Task instructions:
What is the count of lines that hold the word "Risk"? Give only the number.

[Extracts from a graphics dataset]
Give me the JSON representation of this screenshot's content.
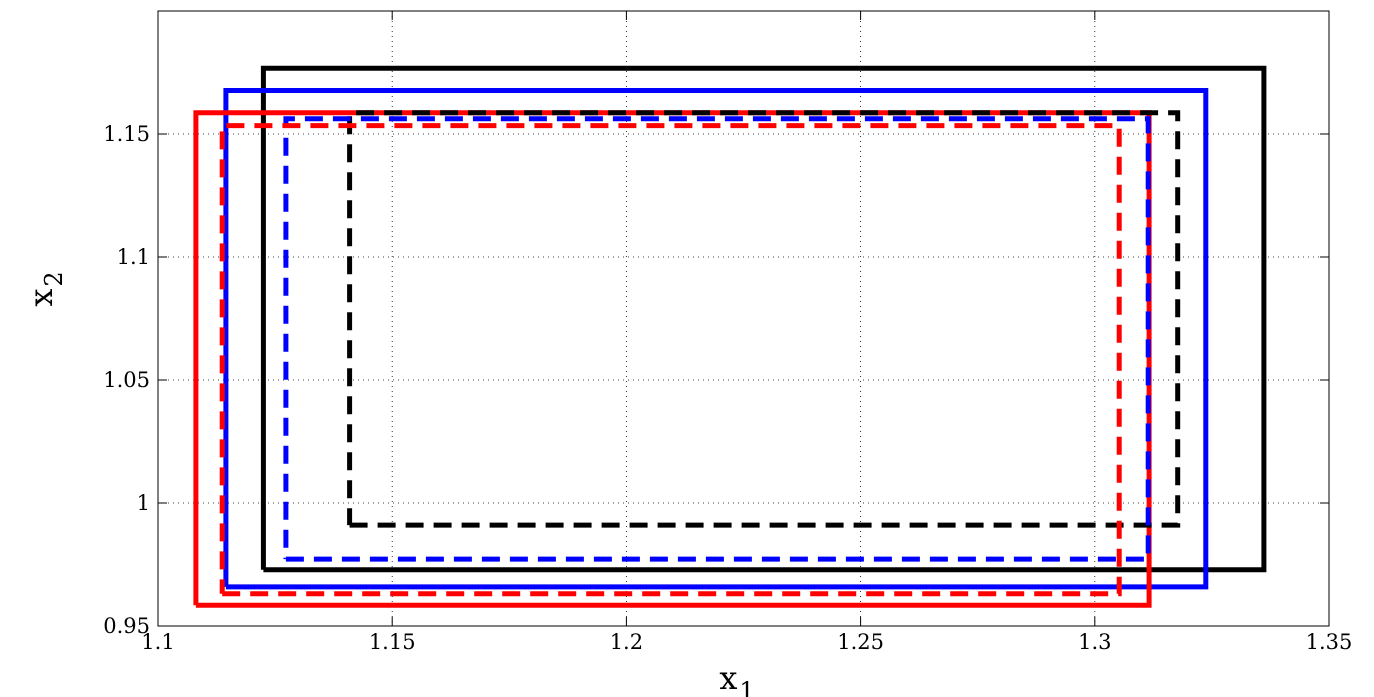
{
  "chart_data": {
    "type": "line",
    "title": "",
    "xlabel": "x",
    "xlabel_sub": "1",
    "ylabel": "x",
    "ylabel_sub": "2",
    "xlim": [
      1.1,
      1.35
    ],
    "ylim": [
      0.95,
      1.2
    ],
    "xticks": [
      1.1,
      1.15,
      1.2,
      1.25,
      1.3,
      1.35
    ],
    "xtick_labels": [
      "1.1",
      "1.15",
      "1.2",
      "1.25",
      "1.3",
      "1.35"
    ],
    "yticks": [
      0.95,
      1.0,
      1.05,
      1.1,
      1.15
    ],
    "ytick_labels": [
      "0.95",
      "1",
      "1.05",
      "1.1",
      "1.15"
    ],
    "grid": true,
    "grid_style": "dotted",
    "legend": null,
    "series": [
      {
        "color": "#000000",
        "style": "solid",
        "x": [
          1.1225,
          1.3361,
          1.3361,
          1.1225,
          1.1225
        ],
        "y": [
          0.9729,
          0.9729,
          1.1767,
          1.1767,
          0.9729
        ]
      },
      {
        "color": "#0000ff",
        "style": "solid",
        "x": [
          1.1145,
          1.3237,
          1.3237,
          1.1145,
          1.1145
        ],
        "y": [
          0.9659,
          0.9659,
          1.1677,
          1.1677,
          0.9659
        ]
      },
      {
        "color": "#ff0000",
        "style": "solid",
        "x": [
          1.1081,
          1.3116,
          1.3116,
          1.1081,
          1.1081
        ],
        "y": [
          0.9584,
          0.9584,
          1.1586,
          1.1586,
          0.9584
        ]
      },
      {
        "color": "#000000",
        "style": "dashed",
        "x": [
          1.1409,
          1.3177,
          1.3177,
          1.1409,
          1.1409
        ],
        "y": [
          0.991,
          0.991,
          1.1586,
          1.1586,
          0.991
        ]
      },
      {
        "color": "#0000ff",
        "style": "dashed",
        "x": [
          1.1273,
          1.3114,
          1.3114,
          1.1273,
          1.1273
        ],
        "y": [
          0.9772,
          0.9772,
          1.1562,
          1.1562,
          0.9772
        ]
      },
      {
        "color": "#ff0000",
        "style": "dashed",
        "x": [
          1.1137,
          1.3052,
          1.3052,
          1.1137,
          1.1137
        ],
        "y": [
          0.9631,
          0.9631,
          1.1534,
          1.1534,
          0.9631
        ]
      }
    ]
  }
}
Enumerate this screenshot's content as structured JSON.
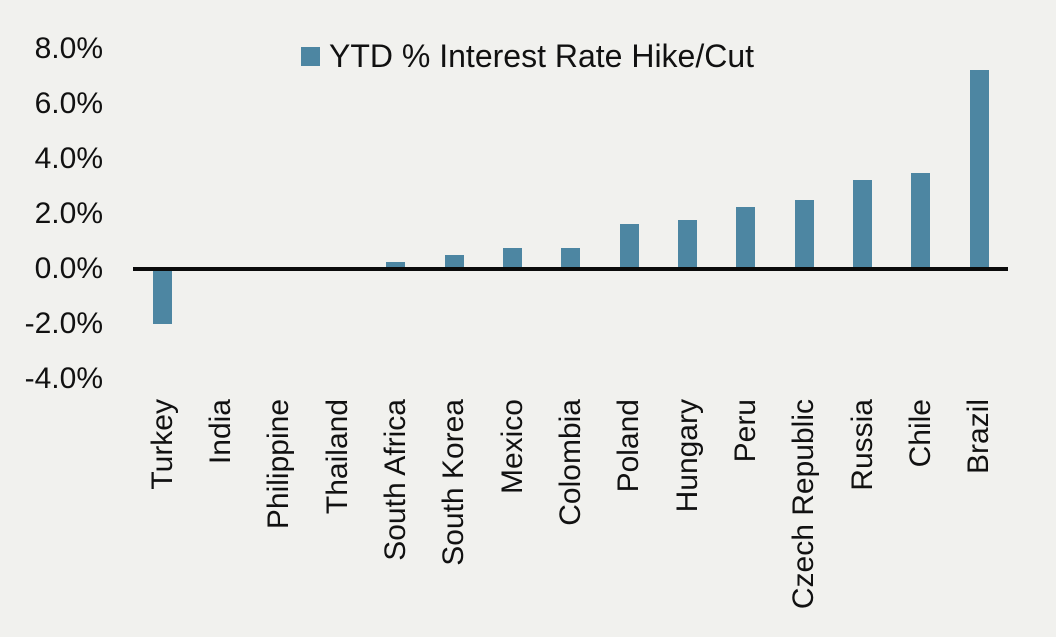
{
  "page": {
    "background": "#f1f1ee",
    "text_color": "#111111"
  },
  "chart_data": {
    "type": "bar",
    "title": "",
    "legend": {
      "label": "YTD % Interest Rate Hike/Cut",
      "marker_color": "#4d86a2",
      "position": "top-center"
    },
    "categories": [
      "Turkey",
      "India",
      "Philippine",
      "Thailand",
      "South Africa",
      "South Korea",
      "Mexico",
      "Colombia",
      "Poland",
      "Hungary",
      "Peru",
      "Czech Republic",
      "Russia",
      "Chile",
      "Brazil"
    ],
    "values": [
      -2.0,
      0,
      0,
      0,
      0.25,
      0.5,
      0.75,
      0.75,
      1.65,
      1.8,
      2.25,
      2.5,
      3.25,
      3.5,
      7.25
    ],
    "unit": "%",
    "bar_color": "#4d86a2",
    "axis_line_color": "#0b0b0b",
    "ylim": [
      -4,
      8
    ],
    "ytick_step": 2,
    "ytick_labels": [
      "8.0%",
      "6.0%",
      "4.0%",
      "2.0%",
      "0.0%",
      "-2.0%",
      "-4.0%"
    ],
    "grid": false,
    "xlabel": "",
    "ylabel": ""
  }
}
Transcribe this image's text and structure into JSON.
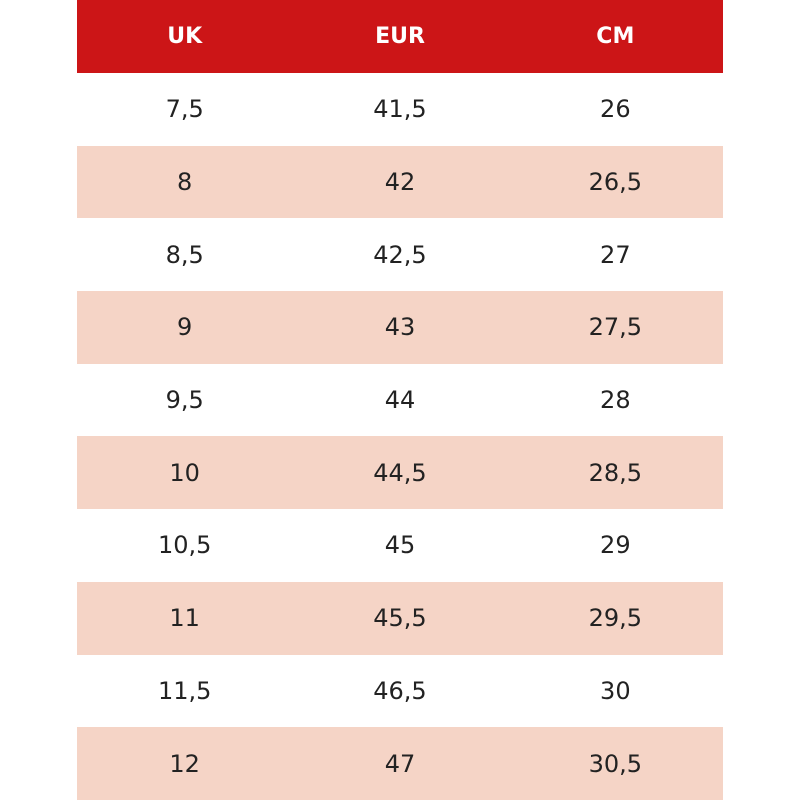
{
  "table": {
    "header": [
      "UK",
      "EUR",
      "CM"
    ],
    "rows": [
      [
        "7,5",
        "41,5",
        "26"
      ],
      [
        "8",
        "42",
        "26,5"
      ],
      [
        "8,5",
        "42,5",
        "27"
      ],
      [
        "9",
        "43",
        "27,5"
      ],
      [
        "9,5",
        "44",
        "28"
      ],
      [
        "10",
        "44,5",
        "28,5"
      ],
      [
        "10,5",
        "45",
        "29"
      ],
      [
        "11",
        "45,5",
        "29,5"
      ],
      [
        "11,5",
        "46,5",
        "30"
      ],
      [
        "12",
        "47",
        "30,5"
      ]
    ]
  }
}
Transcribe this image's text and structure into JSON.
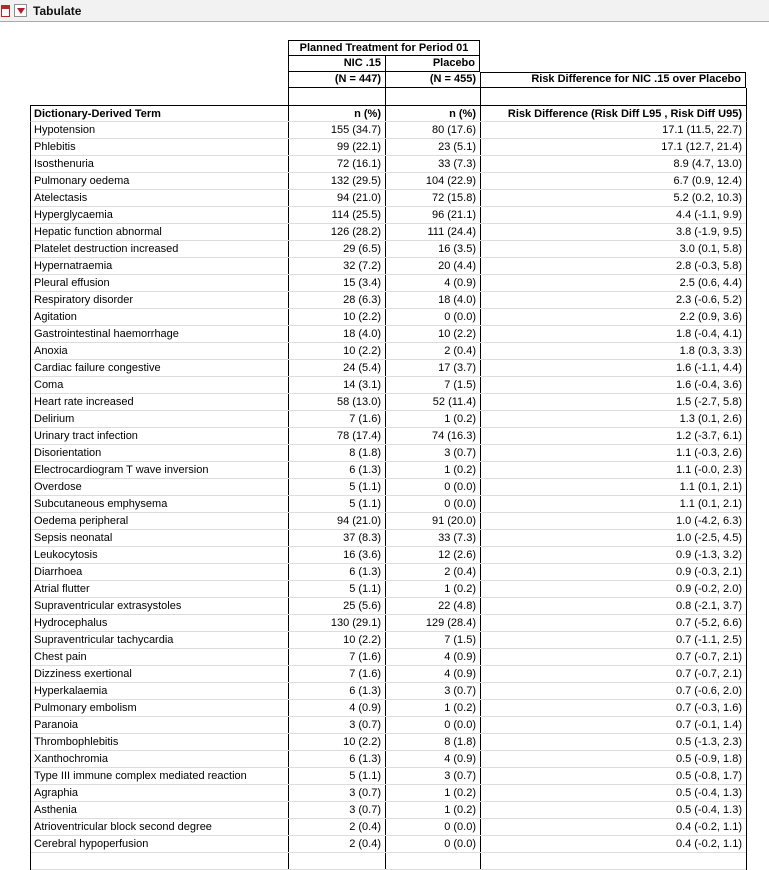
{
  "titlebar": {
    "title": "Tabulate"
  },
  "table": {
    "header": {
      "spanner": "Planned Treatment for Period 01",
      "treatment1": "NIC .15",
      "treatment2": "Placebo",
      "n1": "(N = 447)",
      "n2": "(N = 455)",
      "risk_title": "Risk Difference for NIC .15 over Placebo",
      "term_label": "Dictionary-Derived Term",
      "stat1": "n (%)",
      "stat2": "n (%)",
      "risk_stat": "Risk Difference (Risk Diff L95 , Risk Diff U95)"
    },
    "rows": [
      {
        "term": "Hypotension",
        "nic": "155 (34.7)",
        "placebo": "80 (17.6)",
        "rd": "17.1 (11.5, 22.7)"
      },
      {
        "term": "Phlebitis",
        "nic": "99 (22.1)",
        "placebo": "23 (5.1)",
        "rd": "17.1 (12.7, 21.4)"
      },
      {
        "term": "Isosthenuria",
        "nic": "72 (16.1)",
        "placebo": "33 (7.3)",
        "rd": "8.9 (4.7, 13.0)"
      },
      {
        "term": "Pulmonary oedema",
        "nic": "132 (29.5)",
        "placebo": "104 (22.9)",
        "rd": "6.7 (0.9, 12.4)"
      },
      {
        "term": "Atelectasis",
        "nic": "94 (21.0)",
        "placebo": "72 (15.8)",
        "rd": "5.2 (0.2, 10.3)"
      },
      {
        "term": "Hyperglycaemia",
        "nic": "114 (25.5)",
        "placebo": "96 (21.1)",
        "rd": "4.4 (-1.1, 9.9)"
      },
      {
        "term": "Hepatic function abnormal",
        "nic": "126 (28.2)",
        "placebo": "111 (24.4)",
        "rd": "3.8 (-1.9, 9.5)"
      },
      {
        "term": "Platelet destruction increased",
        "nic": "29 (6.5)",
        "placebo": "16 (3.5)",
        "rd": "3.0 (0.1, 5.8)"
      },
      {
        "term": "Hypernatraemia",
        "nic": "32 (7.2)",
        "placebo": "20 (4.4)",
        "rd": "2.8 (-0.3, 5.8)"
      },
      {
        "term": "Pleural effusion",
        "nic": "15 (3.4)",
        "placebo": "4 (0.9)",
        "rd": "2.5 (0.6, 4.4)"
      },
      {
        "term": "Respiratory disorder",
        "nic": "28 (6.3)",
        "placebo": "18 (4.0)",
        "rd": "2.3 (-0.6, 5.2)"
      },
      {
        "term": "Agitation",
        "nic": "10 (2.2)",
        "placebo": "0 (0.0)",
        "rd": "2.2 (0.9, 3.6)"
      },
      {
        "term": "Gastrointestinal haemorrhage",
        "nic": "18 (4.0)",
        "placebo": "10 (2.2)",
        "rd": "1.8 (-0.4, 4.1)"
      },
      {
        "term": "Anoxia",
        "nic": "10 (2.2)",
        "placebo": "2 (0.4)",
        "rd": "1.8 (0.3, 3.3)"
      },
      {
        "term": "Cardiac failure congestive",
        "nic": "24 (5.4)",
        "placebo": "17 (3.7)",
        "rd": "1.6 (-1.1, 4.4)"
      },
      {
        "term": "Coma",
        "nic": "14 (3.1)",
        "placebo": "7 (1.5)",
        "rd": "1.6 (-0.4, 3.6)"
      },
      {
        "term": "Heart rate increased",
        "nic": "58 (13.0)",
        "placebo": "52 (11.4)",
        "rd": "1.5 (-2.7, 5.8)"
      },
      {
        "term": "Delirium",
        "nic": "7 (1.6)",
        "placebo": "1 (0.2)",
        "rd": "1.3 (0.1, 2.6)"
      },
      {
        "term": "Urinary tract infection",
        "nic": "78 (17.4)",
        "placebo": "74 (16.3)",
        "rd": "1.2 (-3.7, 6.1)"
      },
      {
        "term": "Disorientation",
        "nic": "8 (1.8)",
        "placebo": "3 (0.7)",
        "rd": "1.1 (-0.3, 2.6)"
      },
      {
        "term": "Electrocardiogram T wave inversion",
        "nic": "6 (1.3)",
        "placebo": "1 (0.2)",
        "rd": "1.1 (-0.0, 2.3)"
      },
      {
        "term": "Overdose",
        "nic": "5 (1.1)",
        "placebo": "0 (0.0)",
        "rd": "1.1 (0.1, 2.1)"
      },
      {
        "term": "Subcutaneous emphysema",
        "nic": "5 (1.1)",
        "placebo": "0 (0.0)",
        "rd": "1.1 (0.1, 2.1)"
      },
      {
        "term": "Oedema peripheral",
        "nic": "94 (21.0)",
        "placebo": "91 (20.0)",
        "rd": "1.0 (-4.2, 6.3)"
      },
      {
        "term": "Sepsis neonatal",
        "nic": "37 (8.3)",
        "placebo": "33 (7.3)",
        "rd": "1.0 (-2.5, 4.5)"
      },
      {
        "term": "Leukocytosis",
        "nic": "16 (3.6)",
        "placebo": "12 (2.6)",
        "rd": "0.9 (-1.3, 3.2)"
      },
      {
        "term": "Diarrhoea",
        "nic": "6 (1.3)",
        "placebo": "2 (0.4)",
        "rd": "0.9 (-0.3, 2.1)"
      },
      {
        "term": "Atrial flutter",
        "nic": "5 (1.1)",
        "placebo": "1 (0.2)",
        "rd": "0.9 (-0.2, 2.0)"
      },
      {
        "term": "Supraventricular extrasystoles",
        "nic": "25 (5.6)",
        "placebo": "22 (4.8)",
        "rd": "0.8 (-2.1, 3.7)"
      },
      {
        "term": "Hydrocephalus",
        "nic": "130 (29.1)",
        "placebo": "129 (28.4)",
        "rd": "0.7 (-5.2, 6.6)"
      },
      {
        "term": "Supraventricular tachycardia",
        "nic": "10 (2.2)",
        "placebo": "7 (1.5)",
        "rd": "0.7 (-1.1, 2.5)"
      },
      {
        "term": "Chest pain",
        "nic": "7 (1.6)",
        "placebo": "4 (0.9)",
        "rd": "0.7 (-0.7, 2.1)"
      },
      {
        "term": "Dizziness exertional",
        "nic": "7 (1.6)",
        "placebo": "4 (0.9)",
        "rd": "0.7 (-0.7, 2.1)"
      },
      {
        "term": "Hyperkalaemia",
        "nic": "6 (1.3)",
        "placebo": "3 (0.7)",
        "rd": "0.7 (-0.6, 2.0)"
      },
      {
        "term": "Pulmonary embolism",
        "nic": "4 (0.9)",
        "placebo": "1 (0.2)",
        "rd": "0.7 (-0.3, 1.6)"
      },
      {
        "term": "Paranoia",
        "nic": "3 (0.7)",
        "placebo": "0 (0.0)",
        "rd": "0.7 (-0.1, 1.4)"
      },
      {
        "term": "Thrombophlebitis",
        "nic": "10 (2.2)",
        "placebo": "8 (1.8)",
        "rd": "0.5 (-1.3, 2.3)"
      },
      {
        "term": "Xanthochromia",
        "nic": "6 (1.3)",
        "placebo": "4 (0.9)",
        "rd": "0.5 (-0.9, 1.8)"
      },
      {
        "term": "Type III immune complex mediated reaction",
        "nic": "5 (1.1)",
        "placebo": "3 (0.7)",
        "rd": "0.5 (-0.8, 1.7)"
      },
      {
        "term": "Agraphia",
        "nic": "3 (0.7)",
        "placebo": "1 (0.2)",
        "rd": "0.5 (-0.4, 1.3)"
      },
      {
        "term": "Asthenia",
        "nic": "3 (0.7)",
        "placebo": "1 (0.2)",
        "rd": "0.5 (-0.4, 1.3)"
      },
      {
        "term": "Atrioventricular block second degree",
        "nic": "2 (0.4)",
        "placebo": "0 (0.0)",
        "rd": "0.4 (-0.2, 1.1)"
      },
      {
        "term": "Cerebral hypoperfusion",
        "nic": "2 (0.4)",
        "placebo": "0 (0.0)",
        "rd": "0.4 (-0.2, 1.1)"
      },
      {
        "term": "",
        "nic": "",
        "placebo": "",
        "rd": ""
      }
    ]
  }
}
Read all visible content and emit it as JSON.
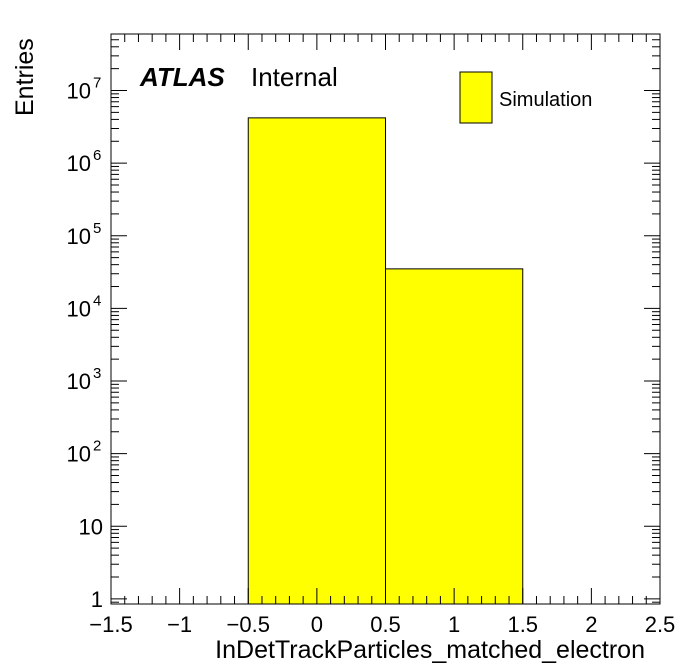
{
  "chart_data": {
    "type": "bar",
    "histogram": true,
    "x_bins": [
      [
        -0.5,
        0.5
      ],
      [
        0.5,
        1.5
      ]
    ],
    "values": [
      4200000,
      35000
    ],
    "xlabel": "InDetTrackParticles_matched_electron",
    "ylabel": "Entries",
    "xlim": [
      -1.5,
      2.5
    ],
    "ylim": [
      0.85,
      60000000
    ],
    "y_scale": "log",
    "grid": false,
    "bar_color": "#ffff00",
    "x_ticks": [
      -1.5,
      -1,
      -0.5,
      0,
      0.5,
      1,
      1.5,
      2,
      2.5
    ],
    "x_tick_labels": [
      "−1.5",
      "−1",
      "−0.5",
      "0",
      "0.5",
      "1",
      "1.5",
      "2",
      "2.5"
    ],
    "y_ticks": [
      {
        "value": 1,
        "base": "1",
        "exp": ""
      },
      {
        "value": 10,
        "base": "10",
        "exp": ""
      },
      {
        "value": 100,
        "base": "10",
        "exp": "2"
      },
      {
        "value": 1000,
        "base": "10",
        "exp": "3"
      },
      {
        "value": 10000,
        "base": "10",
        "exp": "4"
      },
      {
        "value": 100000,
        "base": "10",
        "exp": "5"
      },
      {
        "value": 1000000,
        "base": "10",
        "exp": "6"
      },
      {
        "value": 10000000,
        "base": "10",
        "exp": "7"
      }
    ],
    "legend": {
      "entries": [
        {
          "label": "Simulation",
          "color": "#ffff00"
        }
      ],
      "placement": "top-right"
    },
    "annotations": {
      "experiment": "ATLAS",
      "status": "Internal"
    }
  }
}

Response to the exercise:
2